-------- DATA ENTRIES --------
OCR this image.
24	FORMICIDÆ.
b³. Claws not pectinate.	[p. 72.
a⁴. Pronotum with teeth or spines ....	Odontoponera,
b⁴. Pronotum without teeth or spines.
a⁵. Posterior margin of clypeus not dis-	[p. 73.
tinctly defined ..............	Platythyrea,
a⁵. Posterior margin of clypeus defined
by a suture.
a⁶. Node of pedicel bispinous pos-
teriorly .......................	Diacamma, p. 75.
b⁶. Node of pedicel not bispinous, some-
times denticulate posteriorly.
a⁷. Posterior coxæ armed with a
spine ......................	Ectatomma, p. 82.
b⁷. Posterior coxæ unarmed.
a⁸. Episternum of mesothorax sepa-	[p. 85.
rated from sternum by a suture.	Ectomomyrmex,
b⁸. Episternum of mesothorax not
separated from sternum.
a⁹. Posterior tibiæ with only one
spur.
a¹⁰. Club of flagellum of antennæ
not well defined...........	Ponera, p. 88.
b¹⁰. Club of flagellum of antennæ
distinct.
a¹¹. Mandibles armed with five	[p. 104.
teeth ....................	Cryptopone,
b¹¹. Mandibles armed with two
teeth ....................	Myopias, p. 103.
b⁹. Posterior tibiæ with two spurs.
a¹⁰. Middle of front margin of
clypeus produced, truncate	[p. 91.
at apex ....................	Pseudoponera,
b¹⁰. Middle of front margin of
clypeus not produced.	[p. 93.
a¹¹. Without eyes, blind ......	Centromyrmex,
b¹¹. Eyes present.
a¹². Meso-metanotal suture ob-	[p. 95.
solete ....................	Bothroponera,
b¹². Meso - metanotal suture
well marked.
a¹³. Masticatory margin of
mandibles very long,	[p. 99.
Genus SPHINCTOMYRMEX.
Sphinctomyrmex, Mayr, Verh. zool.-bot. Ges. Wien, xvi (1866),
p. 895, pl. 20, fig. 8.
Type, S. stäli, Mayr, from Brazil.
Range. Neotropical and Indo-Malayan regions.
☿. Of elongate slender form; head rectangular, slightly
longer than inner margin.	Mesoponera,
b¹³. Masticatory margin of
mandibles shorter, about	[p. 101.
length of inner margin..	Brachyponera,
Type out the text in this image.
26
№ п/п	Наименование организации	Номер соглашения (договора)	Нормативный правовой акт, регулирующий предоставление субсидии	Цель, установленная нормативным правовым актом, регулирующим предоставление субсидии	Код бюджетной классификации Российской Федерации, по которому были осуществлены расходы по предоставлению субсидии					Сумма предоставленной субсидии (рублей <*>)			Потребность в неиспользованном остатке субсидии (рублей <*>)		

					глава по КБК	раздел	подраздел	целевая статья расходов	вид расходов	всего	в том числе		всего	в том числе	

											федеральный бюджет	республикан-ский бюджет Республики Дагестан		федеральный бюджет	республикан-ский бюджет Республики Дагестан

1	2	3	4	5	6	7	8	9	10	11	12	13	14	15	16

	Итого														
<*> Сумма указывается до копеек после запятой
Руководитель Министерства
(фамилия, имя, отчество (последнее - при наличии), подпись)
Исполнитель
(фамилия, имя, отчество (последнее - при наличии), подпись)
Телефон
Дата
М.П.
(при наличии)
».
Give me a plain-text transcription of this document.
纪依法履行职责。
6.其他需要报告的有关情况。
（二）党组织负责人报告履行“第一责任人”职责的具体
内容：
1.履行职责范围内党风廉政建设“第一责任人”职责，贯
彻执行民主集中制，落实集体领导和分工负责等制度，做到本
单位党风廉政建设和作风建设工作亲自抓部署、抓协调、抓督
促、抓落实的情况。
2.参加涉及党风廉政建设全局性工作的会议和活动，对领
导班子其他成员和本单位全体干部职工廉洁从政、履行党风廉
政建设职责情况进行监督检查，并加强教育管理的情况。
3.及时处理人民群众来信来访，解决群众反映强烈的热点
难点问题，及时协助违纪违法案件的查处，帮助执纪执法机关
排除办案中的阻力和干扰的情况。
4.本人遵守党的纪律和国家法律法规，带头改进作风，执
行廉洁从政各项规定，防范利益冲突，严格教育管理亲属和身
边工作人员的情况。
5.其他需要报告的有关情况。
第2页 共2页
--------
- EXERCISE INSTRUCTIONS
Produce an exact copy of all the records.

- ANSWER TO THE PROBLEM
OCR this image.
24	FORMICIDÆ.
b³. Claws not pectinate.	[p. 72.
a⁴. Pronotum with teeth or spines ....	Odontoponera,
b⁴. Pronotum without teeth or spines.
a⁵. Posterior margin of clypeus not dis-	[p. 73.
tinctly defined ..............	Platythyrea,
a⁵. Posterior margin of clypeus defined
by a suture.
a⁶. Node of pedicel bispinous pos-
teriorly .......................	Diacamma, p. 75.
b⁶. Node of pedicel not bispinous, some-
times denticulate posteriorly.
a⁷. Posterior coxæ armed with a
spine ......................	Ectatomma, p. 82.
b⁷. Posterior coxæ unarmed.
a⁸. Episternum of mesothorax sepa-	[p. 85.
rated from sternum by a suture.	Ectomomyrmex,
b⁸. Episternum of mesothorax not
separated from sternum.
a⁹. Posterior tibiæ with only one
spur.
a¹⁰. Club of flagellum of antennæ
not well defined...........	Ponera, p. 88.
b¹⁰. Club of flagellum of antennæ
distinct.
a¹¹. Mandibles armed with five	[p. 104.
teeth ....................	Cryptopone,
b¹¹. Mandibles armed with two
teeth ....................	Myopias, p. 103.
b⁹. Posterior tibiæ with two spurs.
a¹⁰. Middle of front margin of
clypeus produced, truncate	[p. 91.
at apex ....................	Pseudoponera,
b¹⁰. Middle of front margin of
clypeus not produced.	[p. 93.
a¹¹. Without eyes, blind ......	Centromyrmex,
b¹¹. Eyes present.
a¹². Meso-metanotal suture ob-	[p. 95.
solete ....................	Bothroponera,
b¹². Meso - metanotal suture
well marked.
a¹³. Masticatory margin of
mandibles very long,	[p. 99.
Genus SPHINCTOMYRMEX.
Sphinctomyrmex, Mayr, Verh. zool.-bot. Ges. Wien, xvi (1866),
p. 895, pl. 20, fig. 8.
Type, S. stäli, Mayr, from Brazil.
Range. Neotropical and Indo-Malayan regions.
☿. Of elongate slender form; head rectangular, slightly
longer than inner margin.	Mesoponera,
b¹³. Masticatory margin of
mandibles shorter, about	[p. 101.
length of inner margin..	Brachyponera,
Type out the text in this image.
26
№ п/п	Наименование организации	Номер соглашения (договора)	Нормативный правовой акт, регулирующий предоставление субсидии	Цель, установленная нормативным правовым актом, регулирующим предоставление субсидии	Код бюджетной классификации Российской Федерации, по которому были осуществлены расходы по предоставлению субсидии					Сумма предоставленной субсидии (рублей <*>)			Потребность в неиспользованном остатке субсидии (рублей <*>)		

					глава по КБК	раздел	подраздел	целевая статья расходов	вид расходов	всего	в том числе		всего	в том числе	

											федеральный бюджет	республикан-ский бюджет Республики Дагестан		федеральный бюджет	республикан-ский бюджет Республики Дагестан

1	2	3	4	5	6	7	8	9	10	11	12	13	14	15	16

	Итого														
<*> Сумма указывается до копеек после запятой
Руководитель Министерства
(фамилия, имя, отчество (последнее - при наличии), подпись)
Исполнитель
(фамилия, имя, отчество (последнее - при наличии), подпись)
Телефон
Дата
М.П.
(при наличии)
».
Give me a plain-text transcription of this document.
纪依法履行职责。
6.其他需要报告的有关情况。
（二）党组织负责人报告履行“第一责任人”职责的具体
内容：
1.履行职责范围内党风廉政建设“第一责任人”职责，贯
彻执行民主集中制，落实集体领导和分工负责等制度，做到本
单位党风廉政建设和作风建设工作亲自抓部署、抓协调、抓督
促、抓落实的情况。
2.参加涉及党风廉政建设全局性工作的会议和活动，对领
导班子其他成员和本单位全体干部职工廉洁从政、履行党风廉
政建设职责情况进行监督检查，并加强教育管理的情况。
3.及时处理人民群众来信来访，解决群众反映强烈的热点
难点问题，及时协助违纪违法案件的查处，帮助执纪执法机关
排除办案中的阻力和干扰的情况。
4.本人遵守党的纪律和国家法律法规，带头改进作风，执
行廉洁从政各项规定，防范利益冲突，严格教育管理亲属和身
边工作人员的情况。
5.其他需要报告的有关情况。
第2页 共2页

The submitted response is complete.